━━ Exercise input ━━

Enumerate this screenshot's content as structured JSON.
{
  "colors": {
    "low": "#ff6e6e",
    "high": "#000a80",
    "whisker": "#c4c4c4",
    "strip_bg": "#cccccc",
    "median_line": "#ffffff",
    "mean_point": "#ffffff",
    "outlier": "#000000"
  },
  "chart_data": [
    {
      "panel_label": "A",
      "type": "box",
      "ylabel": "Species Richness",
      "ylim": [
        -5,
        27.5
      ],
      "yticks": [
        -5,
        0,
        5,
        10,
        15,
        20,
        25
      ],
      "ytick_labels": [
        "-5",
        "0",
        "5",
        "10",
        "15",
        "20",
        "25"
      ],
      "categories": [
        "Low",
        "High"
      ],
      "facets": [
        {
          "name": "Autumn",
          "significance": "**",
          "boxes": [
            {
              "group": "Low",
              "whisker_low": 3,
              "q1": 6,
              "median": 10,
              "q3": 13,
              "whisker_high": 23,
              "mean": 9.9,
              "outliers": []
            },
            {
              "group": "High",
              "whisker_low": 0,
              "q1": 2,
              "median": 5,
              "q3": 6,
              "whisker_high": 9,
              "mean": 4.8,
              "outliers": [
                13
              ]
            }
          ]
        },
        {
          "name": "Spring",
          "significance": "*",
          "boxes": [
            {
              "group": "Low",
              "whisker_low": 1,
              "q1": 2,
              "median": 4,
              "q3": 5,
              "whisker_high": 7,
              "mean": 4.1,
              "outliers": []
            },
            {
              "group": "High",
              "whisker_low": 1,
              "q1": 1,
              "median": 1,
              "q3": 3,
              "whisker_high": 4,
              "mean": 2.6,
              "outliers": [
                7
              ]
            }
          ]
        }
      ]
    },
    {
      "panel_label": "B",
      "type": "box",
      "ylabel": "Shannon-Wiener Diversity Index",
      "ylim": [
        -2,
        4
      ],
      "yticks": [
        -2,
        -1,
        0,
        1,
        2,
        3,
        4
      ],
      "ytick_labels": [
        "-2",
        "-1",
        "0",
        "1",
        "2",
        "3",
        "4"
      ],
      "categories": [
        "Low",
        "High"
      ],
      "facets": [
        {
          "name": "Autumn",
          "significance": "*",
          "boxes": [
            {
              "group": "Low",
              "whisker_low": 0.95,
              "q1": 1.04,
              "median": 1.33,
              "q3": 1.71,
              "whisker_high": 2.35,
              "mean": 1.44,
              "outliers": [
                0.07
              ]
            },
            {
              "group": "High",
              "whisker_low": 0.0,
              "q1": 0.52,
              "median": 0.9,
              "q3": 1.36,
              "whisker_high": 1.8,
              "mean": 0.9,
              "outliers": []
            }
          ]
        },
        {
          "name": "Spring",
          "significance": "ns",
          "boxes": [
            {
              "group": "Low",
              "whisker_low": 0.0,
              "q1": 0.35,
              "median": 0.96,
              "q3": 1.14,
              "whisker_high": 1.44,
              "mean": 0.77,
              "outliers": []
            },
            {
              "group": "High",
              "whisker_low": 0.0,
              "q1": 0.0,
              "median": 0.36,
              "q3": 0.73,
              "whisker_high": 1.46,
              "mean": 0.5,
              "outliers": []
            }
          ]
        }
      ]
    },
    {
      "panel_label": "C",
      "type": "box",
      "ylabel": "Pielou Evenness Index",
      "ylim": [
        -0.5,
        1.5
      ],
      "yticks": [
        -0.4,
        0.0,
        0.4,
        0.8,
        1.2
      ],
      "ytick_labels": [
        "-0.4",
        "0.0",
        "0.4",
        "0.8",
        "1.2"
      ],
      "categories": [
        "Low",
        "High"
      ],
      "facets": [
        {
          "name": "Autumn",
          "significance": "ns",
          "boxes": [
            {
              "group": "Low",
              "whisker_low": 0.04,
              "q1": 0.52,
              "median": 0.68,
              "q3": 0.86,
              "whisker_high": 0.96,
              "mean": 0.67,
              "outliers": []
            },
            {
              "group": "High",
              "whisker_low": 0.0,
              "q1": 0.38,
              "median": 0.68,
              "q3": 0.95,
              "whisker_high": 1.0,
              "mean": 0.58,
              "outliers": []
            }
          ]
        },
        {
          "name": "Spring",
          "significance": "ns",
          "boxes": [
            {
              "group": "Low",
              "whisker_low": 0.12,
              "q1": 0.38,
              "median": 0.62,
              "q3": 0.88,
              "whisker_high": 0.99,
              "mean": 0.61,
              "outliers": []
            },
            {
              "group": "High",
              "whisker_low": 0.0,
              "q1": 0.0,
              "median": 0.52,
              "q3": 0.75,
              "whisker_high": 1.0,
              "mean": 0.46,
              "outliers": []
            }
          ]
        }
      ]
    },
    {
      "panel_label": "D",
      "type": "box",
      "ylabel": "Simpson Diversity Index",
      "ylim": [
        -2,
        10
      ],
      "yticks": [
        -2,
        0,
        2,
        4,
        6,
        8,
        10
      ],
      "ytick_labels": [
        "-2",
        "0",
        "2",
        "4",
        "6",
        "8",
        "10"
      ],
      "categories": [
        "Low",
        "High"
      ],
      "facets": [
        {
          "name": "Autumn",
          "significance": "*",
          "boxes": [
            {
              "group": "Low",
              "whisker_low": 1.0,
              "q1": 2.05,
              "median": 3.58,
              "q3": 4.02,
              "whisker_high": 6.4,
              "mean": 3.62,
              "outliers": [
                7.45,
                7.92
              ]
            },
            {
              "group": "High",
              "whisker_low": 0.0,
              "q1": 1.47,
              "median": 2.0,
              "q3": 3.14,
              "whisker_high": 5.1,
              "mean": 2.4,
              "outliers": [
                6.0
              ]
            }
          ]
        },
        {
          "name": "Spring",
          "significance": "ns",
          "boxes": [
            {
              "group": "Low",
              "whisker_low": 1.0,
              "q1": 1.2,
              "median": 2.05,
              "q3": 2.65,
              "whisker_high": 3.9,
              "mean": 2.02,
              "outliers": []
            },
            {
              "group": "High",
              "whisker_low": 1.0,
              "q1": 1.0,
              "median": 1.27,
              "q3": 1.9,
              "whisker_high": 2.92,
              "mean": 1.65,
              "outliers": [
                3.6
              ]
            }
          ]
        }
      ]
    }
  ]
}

━━━

From the listing above, extract all records word for word.

Enumerate this screenshot's content as structured JSON.
{
  "colors": {
    "low": "#ff6e6e",
    "high": "#000a80",
    "whisker": "#c4c4c4",
    "strip_bg": "#cccccc",
    "median_line": "#ffffff",
    "mean_point": "#ffffff",
    "outlier": "#000000"
  },
  "chart_data": [
    {
      "panel_label": "A",
      "type": "box",
      "ylabel": "Species Richness",
      "ylim": [
        -5,
        27.5
      ],
      "yticks": [
        -5,
        0,
        5,
        10,
        15,
        20,
        25
      ],
      "ytick_labels": [
        "-5",
        "0",
        "5",
        "10",
        "15",
        "20",
        "25"
      ],
      "categories": [
        "Low",
        "High"
      ],
      "facets": [
        {
          "name": "Autumn",
          "significance": "**",
          "boxes": [
            {
              "group": "Low",
              "whisker_low": 3,
              "q1": 6,
              "median": 10,
              "q3": 13,
              "whisker_high": 23,
              "mean": 9.9,
              "outliers": []
            },
            {
              "group": "High",
              "whisker_low": 0,
              "q1": 2,
              "median": 5,
              "q3": 6,
              "whisker_high": 9,
              "mean": 4.8,
              "outliers": [
                13
              ]
            }
          ]
        },
        {
          "name": "Spring",
          "significance": "*",
          "boxes": [
            {
              "group": "Low",
              "whisker_low": 1,
              "q1": 2,
              "median": 4,
              "q3": 5,
              "whisker_high": 7,
              "mean": 4.1,
              "outliers": []
            },
            {
              "group": "High",
              "whisker_low": 1,
              "q1": 1,
              "median": 1,
              "q3": 3,
              "whisker_high": 4,
              "mean": 2.6,
              "outliers": [
                7
              ]
            }
          ]
        }
      ]
    },
    {
      "panel_label": "B",
      "type": "box",
      "ylabel": "Shannon-Wiener Diversity Index",
      "ylim": [
        -2,
        4
      ],
      "yticks": [
        -2,
        -1,
        0,
        1,
        2,
        3,
        4
      ],
      "ytick_labels": [
        "-2",
        "-1",
        "0",
        "1",
        "2",
        "3",
        "4"
      ],
      "categories": [
        "Low",
        "High"
      ],
      "facets": [
        {
          "name": "Autumn",
          "significance": "*",
          "boxes": [
            {
              "group": "Low",
              "whisker_low": 0.95,
              "q1": 1.04,
              "median": 1.33,
              "q3": 1.71,
              "whisker_high": 2.35,
              "mean": 1.44,
              "outliers": [
                0.07
              ]
            },
            {
              "group": "High",
              "whisker_low": 0.0,
              "q1": 0.52,
              "median": 0.9,
              "q3": 1.36,
              "whisker_high": 1.8,
              "mean": 0.9,
              "outliers": []
            }
          ]
        },
        {
          "name": "Spring",
          "significance": "ns",
          "boxes": [
            {
              "group": "Low",
              "whisker_low": 0.0,
              "q1": 0.35,
              "median": 0.96,
              "q3": 1.14,
              "whisker_high": 1.44,
              "mean": 0.77,
              "outliers": []
            },
            {
              "group": "High",
              "whisker_low": 0.0,
              "q1": 0.0,
              "median": 0.36,
              "q3": 0.73,
              "whisker_high": 1.46,
              "mean": 0.5,
              "outliers": []
            }
          ]
        }
      ]
    },
    {
      "panel_label": "C",
      "type": "box",
      "ylabel": "Pielou Evenness Index",
      "ylim": [
        -0.5,
        1.5
      ],
      "yticks": [
        -0.4,
        0.0,
        0.4,
        0.8,
        1.2
      ],
      "ytick_labels": [
        "-0.4",
        "0.0",
        "0.4",
        "0.8",
        "1.2"
      ],
      "categories": [
        "Low",
        "High"
      ],
      "facets": [
        {
          "name": "Autumn",
          "significance": "ns",
          "boxes": [
            {
              "group": "Low",
              "whisker_low": 0.04,
              "q1": 0.52,
              "median": 0.68,
              "q3": 0.86,
              "whisker_high": 0.96,
              "mean": 0.67,
              "outliers": []
            },
            {
              "group": "High",
              "whisker_low": 0.0,
              "q1": 0.38,
              "median": 0.68,
              "q3": 0.95,
              "whisker_high": 1.0,
              "mean": 0.58,
              "outliers": []
            }
          ]
        },
        {
          "name": "Spring",
          "significance": "ns",
          "boxes": [
            {
              "group": "Low",
              "whisker_low": 0.12,
              "q1": 0.38,
              "median": 0.62,
              "q3": 0.88,
              "whisker_high": 0.99,
              "mean": 0.61,
              "outliers": []
            },
            {
              "group": "High",
              "whisker_low": 0.0,
              "q1": 0.0,
              "median": 0.52,
              "q3": 0.75,
              "whisker_high": 1.0,
              "mean": 0.46,
              "outliers": []
            }
          ]
        }
      ]
    },
    {
      "panel_label": "D",
      "type": "box",
      "ylabel": "Simpson Diversity Index",
      "ylim": [
        -2,
        10
      ],
      "yticks": [
        -2,
        0,
        2,
        4,
        6,
        8,
        10
      ],
      "ytick_labels": [
        "-2",
        "0",
        "2",
        "4",
        "6",
        "8",
        "10"
      ],
      "categories": [
        "Low",
        "High"
      ],
      "facets": [
        {
          "name": "Autumn",
          "significance": "*",
          "boxes": [
            {
              "group": "Low",
              "whisker_low": 1.0,
              "q1": 2.05,
              "median": 3.58,
              "q3": 4.02,
              "whisker_high": 6.4,
              "mean": 3.62,
              "outliers": [
                7.45,
                7.92
              ]
            },
            {
              "group": "High",
              "whisker_low": 0.0,
              "q1": 1.47,
              "median": 2.0,
              "q3": 3.14,
              "whisker_high": 5.1,
              "mean": 2.4,
              "outliers": [
                6.0
              ]
            }
          ]
        },
        {
          "name": "Spring",
          "significance": "ns",
          "boxes": [
            {
              "group": "Low",
              "whisker_low": 1.0,
              "q1": 1.2,
              "median": 2.05,
              "q3": 2.65,
              "whisker_high": 3.9,
              "mean": 2.02,
              "outliers": []
            },
            {
              "group": "High",
              "whisker_low": 1.0,
              "q1": 1.0,
              "median": 1.27,
              "q3": 1.9,
              "whisker_high": 2.92,
              "mean": 1.65,
              "outliers": [
                3.6
              ]
            }
          ]
        }
      ]
    }
  ]
}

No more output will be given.